**Aim:** Your answer should be a single number: the count of lines containing "text".

--- BEGIN Supplied information ---

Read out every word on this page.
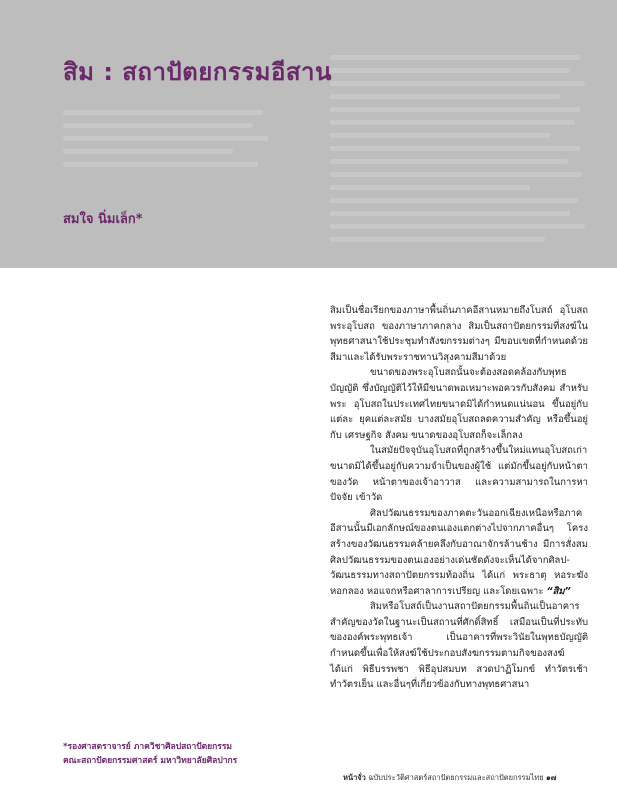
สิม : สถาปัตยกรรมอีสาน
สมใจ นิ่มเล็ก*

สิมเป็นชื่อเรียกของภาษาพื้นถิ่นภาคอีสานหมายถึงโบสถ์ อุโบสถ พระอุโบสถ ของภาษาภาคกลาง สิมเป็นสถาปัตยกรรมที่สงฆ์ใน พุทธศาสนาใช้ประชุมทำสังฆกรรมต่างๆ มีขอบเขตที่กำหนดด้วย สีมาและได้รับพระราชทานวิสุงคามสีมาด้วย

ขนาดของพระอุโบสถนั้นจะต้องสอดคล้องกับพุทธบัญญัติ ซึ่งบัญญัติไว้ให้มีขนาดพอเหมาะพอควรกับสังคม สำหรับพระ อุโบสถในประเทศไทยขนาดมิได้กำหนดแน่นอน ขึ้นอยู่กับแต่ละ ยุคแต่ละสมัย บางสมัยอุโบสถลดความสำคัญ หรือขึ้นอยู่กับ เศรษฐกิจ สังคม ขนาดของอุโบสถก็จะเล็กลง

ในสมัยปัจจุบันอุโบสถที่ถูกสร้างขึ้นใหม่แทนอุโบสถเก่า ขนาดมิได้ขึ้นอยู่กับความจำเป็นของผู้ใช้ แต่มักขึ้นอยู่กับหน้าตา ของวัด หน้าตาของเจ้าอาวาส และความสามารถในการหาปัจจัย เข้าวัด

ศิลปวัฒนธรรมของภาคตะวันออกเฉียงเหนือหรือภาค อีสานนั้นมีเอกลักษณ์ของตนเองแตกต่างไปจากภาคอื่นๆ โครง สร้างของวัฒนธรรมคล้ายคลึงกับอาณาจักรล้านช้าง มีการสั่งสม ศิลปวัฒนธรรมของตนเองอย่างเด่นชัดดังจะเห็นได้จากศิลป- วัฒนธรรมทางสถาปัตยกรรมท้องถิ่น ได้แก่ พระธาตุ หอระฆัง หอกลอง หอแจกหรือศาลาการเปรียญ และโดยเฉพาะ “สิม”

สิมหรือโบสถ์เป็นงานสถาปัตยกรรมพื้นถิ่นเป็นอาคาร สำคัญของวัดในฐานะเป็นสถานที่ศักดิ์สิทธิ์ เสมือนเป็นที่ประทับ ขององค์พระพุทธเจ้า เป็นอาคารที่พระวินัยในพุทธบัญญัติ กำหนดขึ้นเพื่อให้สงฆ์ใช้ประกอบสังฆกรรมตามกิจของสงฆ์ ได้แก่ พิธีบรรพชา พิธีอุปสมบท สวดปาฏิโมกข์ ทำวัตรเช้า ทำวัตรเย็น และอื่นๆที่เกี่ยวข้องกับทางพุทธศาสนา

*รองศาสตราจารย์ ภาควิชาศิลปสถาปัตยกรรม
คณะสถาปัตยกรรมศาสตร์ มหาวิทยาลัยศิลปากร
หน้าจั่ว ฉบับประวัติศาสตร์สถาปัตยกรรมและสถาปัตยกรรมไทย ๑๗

--- END Supplied information ---
--- BEGIN Supplied information ---

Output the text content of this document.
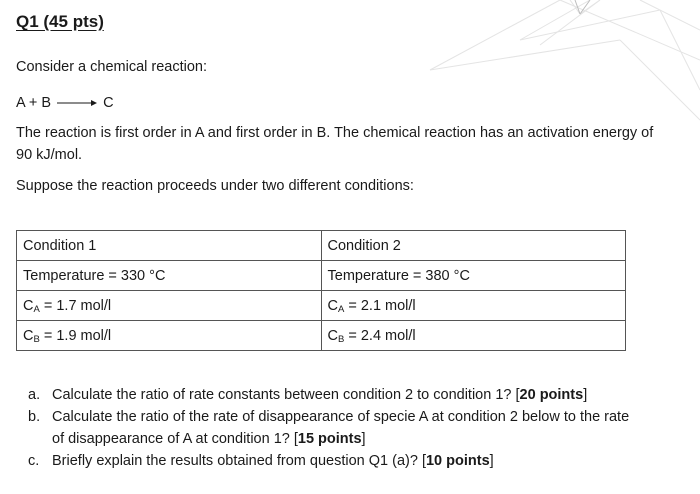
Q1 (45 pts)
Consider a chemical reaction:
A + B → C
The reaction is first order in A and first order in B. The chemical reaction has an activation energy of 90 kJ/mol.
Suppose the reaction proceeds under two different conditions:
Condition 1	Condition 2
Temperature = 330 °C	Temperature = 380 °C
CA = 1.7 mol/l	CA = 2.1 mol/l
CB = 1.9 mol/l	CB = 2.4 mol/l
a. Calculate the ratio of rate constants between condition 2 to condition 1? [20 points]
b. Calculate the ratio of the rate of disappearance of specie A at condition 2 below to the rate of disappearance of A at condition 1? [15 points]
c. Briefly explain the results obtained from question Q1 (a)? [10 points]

--- END Supplied information ---
--- BEGIN Supplied information ---

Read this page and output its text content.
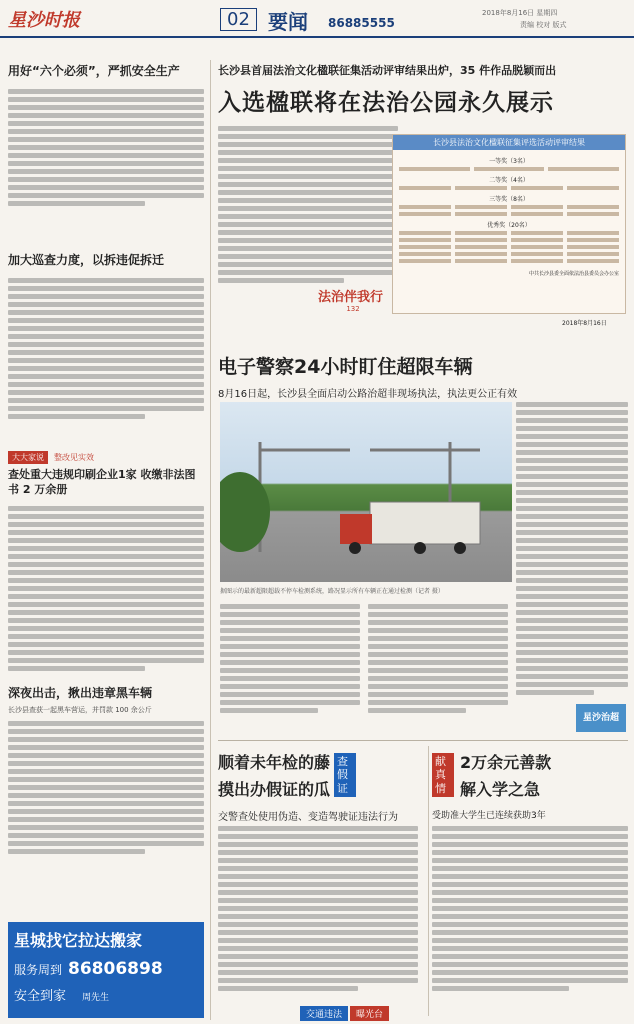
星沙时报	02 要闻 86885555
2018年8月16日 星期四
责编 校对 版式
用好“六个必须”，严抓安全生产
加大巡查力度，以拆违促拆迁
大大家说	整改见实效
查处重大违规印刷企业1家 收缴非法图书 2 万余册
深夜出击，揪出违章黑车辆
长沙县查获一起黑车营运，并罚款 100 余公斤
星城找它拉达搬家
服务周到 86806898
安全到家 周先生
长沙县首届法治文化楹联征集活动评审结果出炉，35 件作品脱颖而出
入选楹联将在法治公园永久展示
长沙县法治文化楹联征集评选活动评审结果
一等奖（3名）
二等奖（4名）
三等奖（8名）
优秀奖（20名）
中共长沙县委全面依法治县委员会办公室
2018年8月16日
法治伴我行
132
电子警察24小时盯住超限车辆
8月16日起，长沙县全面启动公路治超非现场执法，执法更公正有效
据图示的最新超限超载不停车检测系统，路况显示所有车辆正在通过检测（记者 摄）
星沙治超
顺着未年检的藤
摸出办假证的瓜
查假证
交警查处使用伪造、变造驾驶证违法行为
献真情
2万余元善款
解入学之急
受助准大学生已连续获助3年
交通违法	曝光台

--- END Supplied information ---

**Result of the task:** 2